# Start of GIVEN DATA

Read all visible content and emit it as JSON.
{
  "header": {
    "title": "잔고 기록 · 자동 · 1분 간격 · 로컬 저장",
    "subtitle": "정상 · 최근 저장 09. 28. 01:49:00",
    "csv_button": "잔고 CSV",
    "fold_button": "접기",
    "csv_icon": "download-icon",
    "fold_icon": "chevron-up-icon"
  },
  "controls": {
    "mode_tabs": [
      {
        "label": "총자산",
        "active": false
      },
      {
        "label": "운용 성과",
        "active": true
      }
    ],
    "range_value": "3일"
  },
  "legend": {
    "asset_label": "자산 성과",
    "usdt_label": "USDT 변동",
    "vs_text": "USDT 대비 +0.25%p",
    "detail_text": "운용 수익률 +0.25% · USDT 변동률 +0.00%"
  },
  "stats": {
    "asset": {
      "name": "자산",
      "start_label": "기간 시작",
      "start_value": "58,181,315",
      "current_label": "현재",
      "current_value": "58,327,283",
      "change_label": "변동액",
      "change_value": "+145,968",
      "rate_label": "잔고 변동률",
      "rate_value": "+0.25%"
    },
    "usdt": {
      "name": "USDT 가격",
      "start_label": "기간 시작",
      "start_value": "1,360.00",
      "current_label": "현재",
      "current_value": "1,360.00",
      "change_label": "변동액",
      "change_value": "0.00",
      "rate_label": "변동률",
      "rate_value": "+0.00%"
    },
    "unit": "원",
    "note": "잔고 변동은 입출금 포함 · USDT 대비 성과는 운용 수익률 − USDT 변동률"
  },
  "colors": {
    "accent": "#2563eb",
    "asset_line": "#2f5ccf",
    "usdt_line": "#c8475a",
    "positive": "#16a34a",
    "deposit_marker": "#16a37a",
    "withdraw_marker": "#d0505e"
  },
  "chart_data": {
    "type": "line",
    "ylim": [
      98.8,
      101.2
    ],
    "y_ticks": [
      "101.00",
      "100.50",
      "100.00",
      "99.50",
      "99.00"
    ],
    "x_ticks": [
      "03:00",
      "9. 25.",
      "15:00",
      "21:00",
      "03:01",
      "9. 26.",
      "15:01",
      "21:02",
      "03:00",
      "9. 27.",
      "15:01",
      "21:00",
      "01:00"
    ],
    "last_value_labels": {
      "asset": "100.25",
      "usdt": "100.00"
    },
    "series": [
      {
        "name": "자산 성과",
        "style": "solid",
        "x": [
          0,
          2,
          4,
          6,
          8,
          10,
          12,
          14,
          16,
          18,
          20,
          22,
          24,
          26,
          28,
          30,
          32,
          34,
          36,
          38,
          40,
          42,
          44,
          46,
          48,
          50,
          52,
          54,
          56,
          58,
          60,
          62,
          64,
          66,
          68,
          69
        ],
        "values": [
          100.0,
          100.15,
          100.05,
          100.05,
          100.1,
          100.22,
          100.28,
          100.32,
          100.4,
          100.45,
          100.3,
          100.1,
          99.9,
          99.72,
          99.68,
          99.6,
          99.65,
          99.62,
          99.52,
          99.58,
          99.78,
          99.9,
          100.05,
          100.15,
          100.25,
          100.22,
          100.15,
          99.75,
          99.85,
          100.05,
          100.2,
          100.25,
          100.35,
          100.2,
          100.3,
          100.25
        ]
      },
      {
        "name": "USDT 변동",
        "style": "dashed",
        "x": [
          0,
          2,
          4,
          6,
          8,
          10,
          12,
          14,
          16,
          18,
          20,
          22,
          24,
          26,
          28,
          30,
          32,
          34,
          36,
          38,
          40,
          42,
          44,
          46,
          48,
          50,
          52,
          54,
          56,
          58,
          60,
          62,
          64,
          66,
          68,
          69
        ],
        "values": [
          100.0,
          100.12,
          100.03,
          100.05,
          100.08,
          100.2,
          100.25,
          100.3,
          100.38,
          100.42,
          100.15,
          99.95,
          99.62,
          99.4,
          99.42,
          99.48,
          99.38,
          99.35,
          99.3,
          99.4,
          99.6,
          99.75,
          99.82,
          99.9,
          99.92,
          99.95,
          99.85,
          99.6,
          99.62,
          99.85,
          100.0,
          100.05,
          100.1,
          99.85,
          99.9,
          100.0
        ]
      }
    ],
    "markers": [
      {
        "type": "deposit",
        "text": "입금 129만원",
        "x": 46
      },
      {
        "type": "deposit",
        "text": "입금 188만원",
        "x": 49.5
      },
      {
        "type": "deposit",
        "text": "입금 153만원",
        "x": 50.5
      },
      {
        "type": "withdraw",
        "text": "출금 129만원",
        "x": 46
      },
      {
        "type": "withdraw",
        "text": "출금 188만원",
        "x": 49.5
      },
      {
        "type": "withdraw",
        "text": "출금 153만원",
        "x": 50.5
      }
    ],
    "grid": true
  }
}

# End of GIVEN DATA

Give the entries again in full, exactly as they are written.

## RESPONSE TO THE EXERCISE
Read all visible content and emit it as JSON.
{
  "header": {
    "title": "잔고 기록 · 자동 · 1분 간격 · 로컬 저장",
    "subtitle": "정상 · 최근 저장 09. 28. 01:49:00",
    "csv_button": "잔고 CSV",
    "fold_button": "접기",
    "csv_icon": "download-icon",
    "fold_icon": "chevron-up-icon"
  },
  "controls": {
    "mode_tabs": [
      {
        "label": "총자산",
        "active": false
      },
      {
        "label": "운용 성과",
        "active": true
      }
    ],
    "range_value": "3일"
  },
  "legend": {
    "asset_label": "자산 성과",
    "usdt_label": "USDT 변동",
    "vs_text": "USDT 대비 +0.25%p",
    "detail_text": "운용 수익률 +0.25% · USDT 변동률 +0.00%"
  },
  "stats": {
    "asset": {
      "name": "자산",
      "start_label": "기간 시작",
      "start_value": "58,181,315",
      "current_label": "현재",
      "current_value": "58,327,283",
      "change_label": "변동액",
      "change_value": "+145,968",
      "rate_label": "잔고 변동률",
      "rate_value": "+0.25%"
    },
    "usdt": {
      "name": "USDT 가격",
      "start_label": "기간 시작",
      "start_value": "1,360.00",
      "current_label": "현재",
      "current_value": "1,360.00",
      "change_label": "변동액",
      "change_value": "0.00",
      "rate_label": "변동률",
      "rate_value": "+0.00%"
    },
    "unit": "원",
    "note": "잔고 변동은 입출금 포함 · USDT 대비 성과는 운용 수익률 − USDT 변동률"
  },
  "colors": {
    "accent": "#2563eb",
    "asset_line": "#2f5ccf",
    "usdt_line": "#c8475a",
    "positive": "#16a34a",
    "deposit_marker": "#16a37a",
    "withdraw_marker": "#d0505e"
  },
  "chart_data": {
    "type": "line",
    "ylim": [
      98.8,
      101.2
    ],
    "y_ticks": [
      "101.00",
      "100.50",
      "100.00",
      "99.50",
      "99.00"
    ],
    "x_ticks": [
      "03:00",
      "9. 25.",
      "15:00",
      "21:00",
      "03:01",
      "9. 26.",
      "15:01",
      "21:02",
      "03:00",
      "9. 27.",
      "15:01",
      "21:00",
      "01:00"
    ],
    "last_value_labels": {
      "asset": "100.25",
      "usdt": "100.00"
    },
    "series": [
      {
        "name": "자산 성과",
        "style": "solid",
        "x": [
          0,
          2,
          4,
          6,
          8,
          10,
          12,
          14,
          16,
          18,
          20,
          22,
          24,
          26,
          28,
          30,
          32,
          34,
          36,
          38,
          40,
          42,
          44,
          46,
          48,
          50,
          52,
          54,
          56,
          58,
          60,
          62,
          64,
          66,
          68,
          69
        ],
        "values": [
          100.0,
          100.15,
          100.05,
          100.05,
          100.1,
          100.22,
          100.28,
          100.32,
          100.4,
          100.45,
          100.3,
          100.1,
          99.9,
          99.72,
          99.68,
          99.6,
          99.65,
          99.62,
          99.52,
          99.58,
          99.78,
          99.9,
          100.05,
          100.15,
          100.25,
          100.22,
          100.15,
          99.75,
          99.85,
          100.05,
          100.2,
          100.25,
          100.35,
          100.2,
          100.3,
          100.25
        ]
      },
      {
        "name": "USDT 변동",
        "style": "dashed",
        "x": [
          0,
          2,
          4,
          6,
          8,
          10,
          12,
          14,
          16,
          18,
          20,
          22,
          24,
          26,
          28,
          30,
          32,
          34,
          36,
          38,
          40,
          42,
          44,
          46,
          48,
          50,
          52,
          54,
          56,
          58,
          60,
          62,
          64,
          66,
          68,
          69
        ],
        "values": [
          100.0,
          100.12,
          100.03,
          100.05,
          100.08,
          100.2,
          100.25,
          100.3,
          100.38,
          100.42,
          100.15,
          99.95,
          99.62,
          99.4,
          99.42,
          99.48,
          99.38,
          99.35,
          99.3,
          99.4,
          99.6,
          99.75,
          99.82,
          99.9,
          99.92,
          99.95,
          99.85,
          99.6,
          99.62,
          99.85,
          100.0,
          100.05,
          100.1,
          99.85,
          99.9,
          100.0
        ]
      }
    ],
    "markers": [
      {
        "type": "deposit",
        "text": "입금 129만원",
        "x": 46
      },
      {
        "type": "deposit",
        "text": "입금 188만원",
        "x": 49.5
      },
      {
        "type": "deposit",
        "text": "입금 153만원",
        "x": 50.5
      },
      {
        "type": "withdraw",
        "text": "출금 129만원",
        "x": 46
      },
      {
        "type": "withdraw",
        "text": "출금 188만원",
        "x": 49.5
      },
      {
        "type": "withdraw",
        "text": "출금 153만원",
        "x": 50.5
      }
    ],
    "grid": true
  }
}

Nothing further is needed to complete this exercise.